— Start Material —

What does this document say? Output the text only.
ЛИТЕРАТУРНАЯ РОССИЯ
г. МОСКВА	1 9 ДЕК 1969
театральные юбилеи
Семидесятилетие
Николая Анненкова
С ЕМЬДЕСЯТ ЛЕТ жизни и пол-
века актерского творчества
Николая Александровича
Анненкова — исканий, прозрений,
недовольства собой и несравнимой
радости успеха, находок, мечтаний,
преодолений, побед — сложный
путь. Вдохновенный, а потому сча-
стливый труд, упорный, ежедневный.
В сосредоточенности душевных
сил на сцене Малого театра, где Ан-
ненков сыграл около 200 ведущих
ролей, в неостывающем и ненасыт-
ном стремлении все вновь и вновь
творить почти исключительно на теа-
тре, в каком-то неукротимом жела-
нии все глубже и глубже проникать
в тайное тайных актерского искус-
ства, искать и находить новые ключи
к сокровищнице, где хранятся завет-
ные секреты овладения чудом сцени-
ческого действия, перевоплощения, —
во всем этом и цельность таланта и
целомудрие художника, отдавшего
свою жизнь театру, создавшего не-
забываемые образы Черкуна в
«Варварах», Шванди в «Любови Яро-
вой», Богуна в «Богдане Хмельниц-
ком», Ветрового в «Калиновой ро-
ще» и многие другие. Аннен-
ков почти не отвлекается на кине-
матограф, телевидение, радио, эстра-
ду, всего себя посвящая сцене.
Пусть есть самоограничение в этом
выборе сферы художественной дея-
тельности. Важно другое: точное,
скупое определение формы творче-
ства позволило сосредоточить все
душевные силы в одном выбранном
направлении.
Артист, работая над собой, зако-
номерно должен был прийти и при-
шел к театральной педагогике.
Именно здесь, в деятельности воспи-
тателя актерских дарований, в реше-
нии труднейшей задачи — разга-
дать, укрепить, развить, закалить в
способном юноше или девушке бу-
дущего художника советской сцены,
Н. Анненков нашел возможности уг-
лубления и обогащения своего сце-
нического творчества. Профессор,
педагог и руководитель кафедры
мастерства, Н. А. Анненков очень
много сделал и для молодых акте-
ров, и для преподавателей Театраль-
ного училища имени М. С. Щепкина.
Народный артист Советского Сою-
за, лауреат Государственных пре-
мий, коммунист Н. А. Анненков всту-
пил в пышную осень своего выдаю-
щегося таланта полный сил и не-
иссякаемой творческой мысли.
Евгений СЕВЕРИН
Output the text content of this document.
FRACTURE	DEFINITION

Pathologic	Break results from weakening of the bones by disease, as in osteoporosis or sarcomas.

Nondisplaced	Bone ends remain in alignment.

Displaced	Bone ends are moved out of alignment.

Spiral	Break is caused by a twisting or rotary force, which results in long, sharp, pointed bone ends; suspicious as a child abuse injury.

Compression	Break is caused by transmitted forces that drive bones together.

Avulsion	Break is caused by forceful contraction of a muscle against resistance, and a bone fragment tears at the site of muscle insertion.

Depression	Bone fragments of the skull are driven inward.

— End Material —

▸ Your instructions:
Pull out the lines above in which the word "актерского" appears.

▸ Exercise solution:
века актерского творчества
в тайное тайных актерского искус-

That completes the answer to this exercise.